=== TASK INPUTS ===
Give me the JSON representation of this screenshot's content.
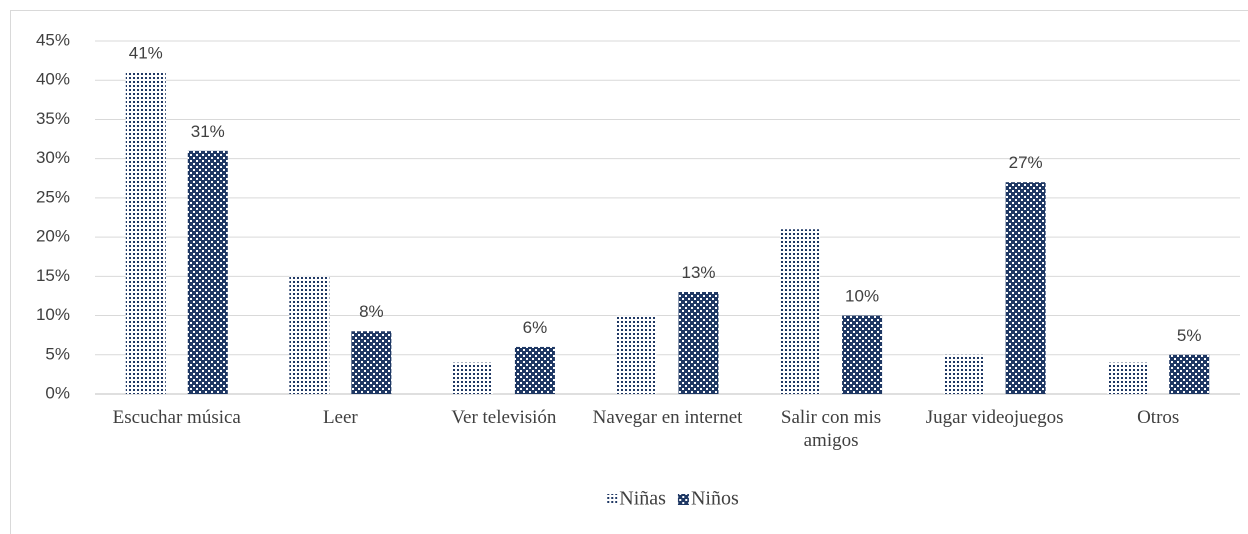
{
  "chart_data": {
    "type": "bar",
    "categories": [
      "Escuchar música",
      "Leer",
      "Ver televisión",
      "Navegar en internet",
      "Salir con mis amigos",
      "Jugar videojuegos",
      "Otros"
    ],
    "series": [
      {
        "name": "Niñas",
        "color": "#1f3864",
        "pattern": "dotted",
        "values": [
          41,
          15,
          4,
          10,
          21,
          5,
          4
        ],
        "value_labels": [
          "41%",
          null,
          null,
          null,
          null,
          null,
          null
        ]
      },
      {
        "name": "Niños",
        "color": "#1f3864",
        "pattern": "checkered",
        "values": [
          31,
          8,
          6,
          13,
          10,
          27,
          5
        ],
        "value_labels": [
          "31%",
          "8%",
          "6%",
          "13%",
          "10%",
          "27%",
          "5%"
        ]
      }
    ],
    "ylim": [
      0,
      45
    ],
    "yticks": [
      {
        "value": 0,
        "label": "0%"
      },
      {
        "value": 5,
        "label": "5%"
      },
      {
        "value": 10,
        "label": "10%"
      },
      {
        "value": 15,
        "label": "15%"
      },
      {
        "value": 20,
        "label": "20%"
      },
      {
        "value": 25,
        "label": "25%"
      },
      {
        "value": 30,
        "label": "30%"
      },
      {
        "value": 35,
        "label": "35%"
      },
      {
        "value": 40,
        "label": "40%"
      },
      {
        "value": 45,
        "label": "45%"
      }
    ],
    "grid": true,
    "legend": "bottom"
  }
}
===
■ PROBLEM STATEMENT
Quote the data exactly, leaving every image out of the copy.

■ COMPLETED TASK
Give me the JSON representation of this screenshot's content.
{
  "chart_data": {
    "type": "bar",
    "categories": [
      "Escuchar música",
      "Leer",
      "Ver televisión",
      "Navegar en internet",
      "Salir con mis amigos",
      "Jugar videojuegos",
      "Otros"
    ],
    "series": [
      {
        "name": "Niñas",
        "color": "#1f3864",
        "pattern": "dotted",
        "values": [
          41,
          15,
          4,
          10,
          21,
          5,
          4
        ],
        "value_labels": [
          "41%",
          null,
          null,
          null,
          null,
          null,
          null
        ]
      },
      {
        "name": "Niños",
        "color": "#1f3864",
        "pattern": "checkered",
        "values": [
          31,
          8,
          6,
          13,
          10,
          27,
          5
        ],
        "value_labels": [
          "31%",
          "8%",
          "6%",
          "13%",
          "10%",
          "27%",
          "5%"
        ]
      }
    ],
    "ylim": [
      0,
      45
    ],
    "yticks": [
      {
        "value": 0,
        "label": "0%"
      },
      {
        "value": 5,
        "label": "5%"
      },
      {
        "value": 10,
        "label": "10%"
      },
      {
        "value": 15,
        "label": "15%"
      },
      {
        "value": 20,
        "label": "20%"
      },
      {
        "value": 25,
        "label": "25%"
      },
      {
        "value": 30,
        "label": "30%"
      },
      {
        "value": 35,
        "label": "35%"
      },
      {
        "value": 40,
        "label": "40%"
      },
      {
        "value": 45,
        "label": "45%"
      }
    ],
    "grid": true,
    "legend": "bottom"
  }
}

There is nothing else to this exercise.